What is expected
Of the lines below, count those containing the word "geometries". Reply with the number alone.

Data for the task
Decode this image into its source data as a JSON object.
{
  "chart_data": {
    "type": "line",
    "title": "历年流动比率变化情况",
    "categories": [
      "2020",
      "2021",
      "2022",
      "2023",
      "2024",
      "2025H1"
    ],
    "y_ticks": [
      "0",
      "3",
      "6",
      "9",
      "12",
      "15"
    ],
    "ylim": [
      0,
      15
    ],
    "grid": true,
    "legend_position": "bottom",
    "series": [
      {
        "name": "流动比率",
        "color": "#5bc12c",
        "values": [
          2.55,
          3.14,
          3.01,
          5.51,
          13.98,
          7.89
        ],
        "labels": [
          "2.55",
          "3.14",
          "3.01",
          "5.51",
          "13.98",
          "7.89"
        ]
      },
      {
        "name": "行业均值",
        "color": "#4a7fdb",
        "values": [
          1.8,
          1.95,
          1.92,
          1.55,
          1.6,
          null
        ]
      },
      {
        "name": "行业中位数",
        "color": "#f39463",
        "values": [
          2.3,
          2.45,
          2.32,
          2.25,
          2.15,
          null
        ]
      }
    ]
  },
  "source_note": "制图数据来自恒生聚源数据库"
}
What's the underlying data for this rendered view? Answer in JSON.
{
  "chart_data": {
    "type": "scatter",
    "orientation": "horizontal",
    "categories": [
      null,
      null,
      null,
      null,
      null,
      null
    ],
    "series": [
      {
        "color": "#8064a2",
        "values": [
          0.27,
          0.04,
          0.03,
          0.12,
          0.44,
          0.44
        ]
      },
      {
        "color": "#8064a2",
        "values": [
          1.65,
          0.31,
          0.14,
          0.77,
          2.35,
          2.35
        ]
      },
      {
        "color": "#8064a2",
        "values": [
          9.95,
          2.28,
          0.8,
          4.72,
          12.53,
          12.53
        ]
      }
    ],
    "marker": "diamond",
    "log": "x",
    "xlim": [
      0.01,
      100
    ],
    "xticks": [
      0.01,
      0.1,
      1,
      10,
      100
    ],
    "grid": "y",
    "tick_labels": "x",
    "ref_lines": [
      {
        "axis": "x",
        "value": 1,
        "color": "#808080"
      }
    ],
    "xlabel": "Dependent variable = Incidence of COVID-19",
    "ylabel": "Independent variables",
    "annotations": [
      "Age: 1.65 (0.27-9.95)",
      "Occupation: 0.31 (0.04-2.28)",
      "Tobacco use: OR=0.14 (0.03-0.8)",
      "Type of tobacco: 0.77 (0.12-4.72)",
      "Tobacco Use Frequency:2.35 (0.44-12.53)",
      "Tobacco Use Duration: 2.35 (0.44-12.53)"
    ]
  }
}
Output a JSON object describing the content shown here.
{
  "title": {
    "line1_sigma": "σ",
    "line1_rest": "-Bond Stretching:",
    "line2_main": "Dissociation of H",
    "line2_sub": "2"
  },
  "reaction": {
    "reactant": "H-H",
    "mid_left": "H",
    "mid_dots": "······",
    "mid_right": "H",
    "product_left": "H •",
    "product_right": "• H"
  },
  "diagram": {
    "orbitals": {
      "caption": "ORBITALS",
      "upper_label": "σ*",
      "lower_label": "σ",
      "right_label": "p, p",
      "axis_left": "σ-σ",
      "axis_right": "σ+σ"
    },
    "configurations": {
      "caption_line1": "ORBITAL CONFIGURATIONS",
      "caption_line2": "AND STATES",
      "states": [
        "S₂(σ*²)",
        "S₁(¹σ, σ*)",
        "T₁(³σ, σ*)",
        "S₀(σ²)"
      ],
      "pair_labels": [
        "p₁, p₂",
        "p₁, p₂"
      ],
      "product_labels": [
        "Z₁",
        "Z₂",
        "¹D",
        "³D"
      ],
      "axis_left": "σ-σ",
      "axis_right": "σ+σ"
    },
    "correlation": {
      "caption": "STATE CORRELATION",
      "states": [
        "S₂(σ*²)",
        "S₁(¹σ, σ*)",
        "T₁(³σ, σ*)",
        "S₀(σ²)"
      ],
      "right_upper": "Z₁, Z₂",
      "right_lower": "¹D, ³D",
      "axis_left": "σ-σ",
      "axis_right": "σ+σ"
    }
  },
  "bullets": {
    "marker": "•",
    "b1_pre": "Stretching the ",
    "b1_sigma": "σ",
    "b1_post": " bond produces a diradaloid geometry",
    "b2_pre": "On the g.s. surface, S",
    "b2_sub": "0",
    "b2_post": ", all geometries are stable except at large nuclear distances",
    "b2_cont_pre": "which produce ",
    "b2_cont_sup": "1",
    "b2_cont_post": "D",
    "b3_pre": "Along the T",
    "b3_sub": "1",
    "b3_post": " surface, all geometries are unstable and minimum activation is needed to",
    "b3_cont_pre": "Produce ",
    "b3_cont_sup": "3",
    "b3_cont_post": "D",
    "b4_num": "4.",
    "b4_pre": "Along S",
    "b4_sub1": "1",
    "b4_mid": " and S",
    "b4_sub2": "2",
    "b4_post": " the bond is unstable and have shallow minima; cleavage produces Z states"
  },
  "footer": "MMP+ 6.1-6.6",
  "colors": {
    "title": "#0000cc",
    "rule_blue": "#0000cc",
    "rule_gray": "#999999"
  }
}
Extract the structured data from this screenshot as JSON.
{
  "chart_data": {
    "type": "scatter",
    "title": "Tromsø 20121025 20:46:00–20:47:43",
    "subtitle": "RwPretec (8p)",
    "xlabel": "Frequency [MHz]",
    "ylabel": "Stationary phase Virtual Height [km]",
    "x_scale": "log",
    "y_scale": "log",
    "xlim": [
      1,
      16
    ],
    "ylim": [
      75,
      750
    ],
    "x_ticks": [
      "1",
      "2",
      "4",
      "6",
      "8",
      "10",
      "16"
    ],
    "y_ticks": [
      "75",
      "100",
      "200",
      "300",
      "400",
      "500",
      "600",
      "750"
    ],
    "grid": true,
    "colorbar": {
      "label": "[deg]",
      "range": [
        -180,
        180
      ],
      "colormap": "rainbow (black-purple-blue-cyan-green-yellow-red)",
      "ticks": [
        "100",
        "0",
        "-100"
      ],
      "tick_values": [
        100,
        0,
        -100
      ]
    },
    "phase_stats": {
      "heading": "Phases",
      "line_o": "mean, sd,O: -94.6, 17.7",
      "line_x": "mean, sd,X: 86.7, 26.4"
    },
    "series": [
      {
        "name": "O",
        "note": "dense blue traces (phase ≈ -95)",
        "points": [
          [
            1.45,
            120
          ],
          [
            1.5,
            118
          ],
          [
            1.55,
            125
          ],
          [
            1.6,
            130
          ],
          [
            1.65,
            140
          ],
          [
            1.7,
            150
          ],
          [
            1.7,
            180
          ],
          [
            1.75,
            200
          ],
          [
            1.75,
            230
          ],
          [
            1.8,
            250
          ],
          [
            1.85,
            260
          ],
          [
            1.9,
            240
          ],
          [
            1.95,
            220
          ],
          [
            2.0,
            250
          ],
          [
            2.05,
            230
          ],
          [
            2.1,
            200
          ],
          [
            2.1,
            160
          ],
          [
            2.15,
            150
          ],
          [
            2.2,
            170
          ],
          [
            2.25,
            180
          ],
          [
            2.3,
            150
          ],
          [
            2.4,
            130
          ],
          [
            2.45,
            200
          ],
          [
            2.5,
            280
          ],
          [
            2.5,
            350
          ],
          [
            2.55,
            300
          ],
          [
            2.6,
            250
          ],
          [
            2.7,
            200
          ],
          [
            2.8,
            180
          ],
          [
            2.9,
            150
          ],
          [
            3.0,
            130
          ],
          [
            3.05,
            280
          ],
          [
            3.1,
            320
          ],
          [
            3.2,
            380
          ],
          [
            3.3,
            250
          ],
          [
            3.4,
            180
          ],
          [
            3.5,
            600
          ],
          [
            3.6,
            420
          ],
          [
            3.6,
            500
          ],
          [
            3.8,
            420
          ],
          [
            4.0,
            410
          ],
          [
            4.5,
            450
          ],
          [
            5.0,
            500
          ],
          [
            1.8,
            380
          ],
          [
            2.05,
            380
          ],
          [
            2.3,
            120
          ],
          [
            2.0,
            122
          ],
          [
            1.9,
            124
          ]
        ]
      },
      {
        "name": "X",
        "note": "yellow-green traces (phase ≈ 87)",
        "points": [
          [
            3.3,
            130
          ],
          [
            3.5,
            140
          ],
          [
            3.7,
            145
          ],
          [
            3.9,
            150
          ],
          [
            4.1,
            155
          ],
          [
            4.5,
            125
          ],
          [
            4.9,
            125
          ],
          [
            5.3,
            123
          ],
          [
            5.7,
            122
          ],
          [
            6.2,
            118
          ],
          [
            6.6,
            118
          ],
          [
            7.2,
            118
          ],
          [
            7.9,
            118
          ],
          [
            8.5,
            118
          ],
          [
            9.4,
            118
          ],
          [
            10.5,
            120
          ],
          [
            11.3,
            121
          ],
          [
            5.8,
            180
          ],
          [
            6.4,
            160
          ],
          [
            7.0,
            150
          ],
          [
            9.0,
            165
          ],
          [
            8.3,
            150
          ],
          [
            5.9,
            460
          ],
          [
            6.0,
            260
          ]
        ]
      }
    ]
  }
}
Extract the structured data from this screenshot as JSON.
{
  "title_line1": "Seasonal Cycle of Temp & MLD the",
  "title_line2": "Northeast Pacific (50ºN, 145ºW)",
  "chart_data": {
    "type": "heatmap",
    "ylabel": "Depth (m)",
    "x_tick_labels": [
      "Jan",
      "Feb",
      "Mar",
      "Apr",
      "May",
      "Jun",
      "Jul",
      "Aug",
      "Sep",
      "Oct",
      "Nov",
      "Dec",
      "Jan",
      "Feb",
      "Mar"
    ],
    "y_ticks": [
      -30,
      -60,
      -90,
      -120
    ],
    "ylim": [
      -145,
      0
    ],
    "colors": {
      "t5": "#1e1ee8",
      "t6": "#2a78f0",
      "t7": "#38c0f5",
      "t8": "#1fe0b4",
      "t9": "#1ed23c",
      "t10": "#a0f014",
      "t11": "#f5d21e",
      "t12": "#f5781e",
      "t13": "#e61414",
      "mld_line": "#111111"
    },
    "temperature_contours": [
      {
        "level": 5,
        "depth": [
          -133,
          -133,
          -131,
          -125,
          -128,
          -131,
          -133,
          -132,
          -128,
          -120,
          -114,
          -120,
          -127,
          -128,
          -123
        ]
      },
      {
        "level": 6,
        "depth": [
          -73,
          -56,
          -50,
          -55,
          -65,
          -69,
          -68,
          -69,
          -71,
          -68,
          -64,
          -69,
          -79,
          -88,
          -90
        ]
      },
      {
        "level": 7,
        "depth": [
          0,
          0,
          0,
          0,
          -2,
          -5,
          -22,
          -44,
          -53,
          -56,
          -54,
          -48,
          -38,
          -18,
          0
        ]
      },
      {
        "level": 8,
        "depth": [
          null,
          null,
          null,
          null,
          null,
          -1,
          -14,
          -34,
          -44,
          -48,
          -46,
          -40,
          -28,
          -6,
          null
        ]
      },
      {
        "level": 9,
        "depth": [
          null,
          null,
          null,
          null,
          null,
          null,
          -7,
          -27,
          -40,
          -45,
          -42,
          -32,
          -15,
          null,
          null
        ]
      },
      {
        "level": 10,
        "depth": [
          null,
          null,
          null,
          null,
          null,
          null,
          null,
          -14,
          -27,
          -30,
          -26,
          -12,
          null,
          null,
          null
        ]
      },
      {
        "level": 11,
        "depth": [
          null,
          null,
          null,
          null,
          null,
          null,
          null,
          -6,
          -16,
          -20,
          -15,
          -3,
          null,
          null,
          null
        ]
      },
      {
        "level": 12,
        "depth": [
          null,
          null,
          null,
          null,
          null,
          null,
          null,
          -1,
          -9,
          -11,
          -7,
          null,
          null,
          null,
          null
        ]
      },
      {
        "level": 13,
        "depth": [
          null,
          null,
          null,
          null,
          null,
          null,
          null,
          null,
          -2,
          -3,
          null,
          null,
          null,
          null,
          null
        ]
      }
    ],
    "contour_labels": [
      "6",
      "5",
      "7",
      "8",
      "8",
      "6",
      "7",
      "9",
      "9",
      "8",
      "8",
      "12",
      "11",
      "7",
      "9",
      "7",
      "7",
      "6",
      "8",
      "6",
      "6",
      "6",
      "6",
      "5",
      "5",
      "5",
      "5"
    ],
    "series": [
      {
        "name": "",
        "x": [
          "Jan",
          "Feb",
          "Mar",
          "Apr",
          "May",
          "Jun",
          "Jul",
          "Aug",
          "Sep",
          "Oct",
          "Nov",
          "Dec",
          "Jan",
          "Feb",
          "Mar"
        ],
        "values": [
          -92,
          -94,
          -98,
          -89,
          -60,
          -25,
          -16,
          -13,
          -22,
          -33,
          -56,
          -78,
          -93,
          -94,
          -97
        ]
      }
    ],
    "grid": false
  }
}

Response to this task
2